[Raw records]
+===+
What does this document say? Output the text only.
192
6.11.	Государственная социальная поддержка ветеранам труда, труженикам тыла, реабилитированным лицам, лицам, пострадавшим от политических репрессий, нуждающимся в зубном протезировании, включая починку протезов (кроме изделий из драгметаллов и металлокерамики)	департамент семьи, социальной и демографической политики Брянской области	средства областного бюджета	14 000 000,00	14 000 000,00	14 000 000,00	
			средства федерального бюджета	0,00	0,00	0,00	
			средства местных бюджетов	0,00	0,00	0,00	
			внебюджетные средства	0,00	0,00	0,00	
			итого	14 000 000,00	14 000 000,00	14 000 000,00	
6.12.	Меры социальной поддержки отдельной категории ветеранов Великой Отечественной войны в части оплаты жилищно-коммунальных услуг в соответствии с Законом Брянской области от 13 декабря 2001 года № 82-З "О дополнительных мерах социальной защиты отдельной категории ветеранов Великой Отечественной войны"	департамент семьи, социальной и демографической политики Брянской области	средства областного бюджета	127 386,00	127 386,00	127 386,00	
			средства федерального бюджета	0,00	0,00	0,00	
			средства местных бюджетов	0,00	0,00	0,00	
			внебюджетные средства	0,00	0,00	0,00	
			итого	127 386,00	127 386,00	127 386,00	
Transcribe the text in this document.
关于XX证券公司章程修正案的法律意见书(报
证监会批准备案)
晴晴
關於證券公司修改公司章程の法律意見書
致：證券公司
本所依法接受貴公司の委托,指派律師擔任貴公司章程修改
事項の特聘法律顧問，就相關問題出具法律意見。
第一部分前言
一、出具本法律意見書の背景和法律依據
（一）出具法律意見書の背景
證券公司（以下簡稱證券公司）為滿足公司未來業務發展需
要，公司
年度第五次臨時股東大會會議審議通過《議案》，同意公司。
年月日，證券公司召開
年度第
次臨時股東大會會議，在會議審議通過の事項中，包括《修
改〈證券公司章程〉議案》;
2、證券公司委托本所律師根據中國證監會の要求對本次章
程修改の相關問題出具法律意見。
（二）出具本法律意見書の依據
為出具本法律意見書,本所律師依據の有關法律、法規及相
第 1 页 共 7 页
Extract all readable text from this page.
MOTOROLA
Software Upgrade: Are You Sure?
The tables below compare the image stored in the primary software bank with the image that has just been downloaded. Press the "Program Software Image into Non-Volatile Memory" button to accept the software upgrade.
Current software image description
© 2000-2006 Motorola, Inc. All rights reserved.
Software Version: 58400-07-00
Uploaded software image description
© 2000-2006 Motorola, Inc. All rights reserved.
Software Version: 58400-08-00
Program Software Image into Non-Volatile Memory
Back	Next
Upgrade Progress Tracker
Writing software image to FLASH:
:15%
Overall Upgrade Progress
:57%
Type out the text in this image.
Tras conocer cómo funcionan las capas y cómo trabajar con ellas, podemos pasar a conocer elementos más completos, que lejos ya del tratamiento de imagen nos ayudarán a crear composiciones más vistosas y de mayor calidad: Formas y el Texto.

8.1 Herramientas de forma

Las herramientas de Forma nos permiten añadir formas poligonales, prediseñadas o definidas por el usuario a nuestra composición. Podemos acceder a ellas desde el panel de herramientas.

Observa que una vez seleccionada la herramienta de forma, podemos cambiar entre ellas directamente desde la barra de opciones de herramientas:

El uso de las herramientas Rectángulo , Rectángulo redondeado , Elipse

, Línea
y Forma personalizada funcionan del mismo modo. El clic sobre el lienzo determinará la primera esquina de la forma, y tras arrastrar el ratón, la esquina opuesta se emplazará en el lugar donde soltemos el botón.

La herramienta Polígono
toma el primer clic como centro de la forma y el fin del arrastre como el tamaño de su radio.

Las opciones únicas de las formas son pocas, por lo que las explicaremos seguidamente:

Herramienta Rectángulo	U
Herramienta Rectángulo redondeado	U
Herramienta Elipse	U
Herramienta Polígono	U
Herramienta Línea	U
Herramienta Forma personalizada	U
+===+
▸ **WORK TO DO**: Return the entries in full, keeping every line exactly as it is.

▸ **WRITTEN SOLUTION**:
What does this document say? Output the text only.
192
6.11.	Государственная социальная поддержка ветеранам труда, труженикам тыла, реабилитированным лицам, лицам, пострадавшим от политических репрессий, нуждающимся в зубном протезировании, включая починку протезов (кроме изделий из драгметаллов и металлокерамики)	департамент семьи, социальной и демографической политики Брянской области	средства областного бюджета	14 000 000,00	14 000 000,00	14 000 000,00	
			средства федерального бюджета	0,00	0,00	0,00	
			средства местных бюджетов	0,00	0,00	0,00	
			внебюджетные средства	0,00	0,00	0,00	
			итого	14 000 000,00	14 000 000,00	14 000 000,00	
6.12.	Меры социальной поддержки отдельной категории ветеранов Великой Отечественной войны в части оплаты жилищно-коммунальных услуг в соответствии с Законом Брянской области от 13 декабря 2001 года № 82-З "О дополнительных мерах социальной защиты отдельной категории ветеранов Великой Отечественной войны"	департамент семьи, социальной и демографической политики Брянской области	средства областного бюджета	127 386,00	127 386,00	127 386,00	
			средства федерального бюджета	0,00	0,00	0,00	
			средства местных бюджетов	0,00	0,00	0,00	
			внебюджетные средства	0,00	0,00	0,00	
			итого	127 386,00	127 386,00	127 386,00	
Transcribe the text in this document.
关于XX证券公司章程修正案的法律意见书(报
证监会批准备案)
晴晴
關於證券公司修改公司章程の法律意見書
致：證券公司
本所依法接受貴公司の委托,指派律師擔任貴公司章程修改
事項の特聘法律顧問，就相關問題出具法律意見。
第一部分前言
一、出具本法律意見書の背景和法律依據
（一）出具法律意見書の背景
證券公司（以下簡稱證券公司）為滿足公司未來業務發展需
要，公司
年度第五次臨時股東大會會議審議通過《議案》，同意公司。
年月日，證券公司召開
年度第
次臨時股東大會會議，在會議審議通過の事項中，包括《修
改〈證券公司章程〉議案》;
2、證券公司委托本所律師根據中國證監會の要求對本次章
程修改の相關問題出具法律意見。
（二）出具本法律意見書の依據
為出具本法律意見書,本所律師依據の有關法律、法規及相
第 1 页 共 7 页
Extract all readable text from this page.
MOTOROLA
Software Upgrade: Are You Sure?
The tables below compare the image stored in the primary software bank with the image that has just been downloaded. Press the "Program Software Image into Non-Volatile Memory" button to accept the software upgrade.
Current software image description
© 2000-2006 Motorola, Inc. All rights reserved.
Software Version: 58400-07-00
Uploaded software image description
© 2000-2006 Motorola, Inc. All rights reserved.
Software Version: 58400-08-00
Program Software Image into Non-Volatile Memory
Back	Next
Upgrade Progress Tracker
Writing software image to FLASH:
:15%
Overall Upgrade Progress
:57%
Type out the text in this image.
Tras conocer cómo funcionan las capas y cómo trabajar con ellas, podemos pasar a conocer elementos más completos, que lejos ya del tratamiento de imagen nos ayudarán a crear composiciones más vistosas y de mayor calidad: Formas y el Texto.

8.1 Herramientas de forma

Las herramientas de Forma nos permiten añadir formas poligonales, prediseñadas o definidas por el usuario a nuestra composición. Podemos acceder a ellas desde el panel de herramientas.

Observa que una vez seleccionada la herramienta de forma, podemos cambiar entre ellas directamente desde la barra de opciones de herramientas:

El uso de las herramientas Rectángulo , Rectángulo redondeado , Elipse

, Línea
y Forma personalizada funcionan del mismo modo. El clic sobre el lienzo determinará la primera esquina de la forma, y tras arrastrar el ratón, la esquina opuesta se emplazará en el lugar donde soltemos el botón.

La herramienta Polígono
toma el primer clic como centro de la forma y el fin del arrastre como el tamaño de su radio.

Las opciones únicas de las formas son pocas, por lo que las explicaremos seguidamente:

Herramienta Rectángulo	U
Herramienta Rectángulo redondeado	U
Herramienta Elipse	U
Herramienta Polígono	U
Herramienta Línea	U
Herramienta Forma personalizada	U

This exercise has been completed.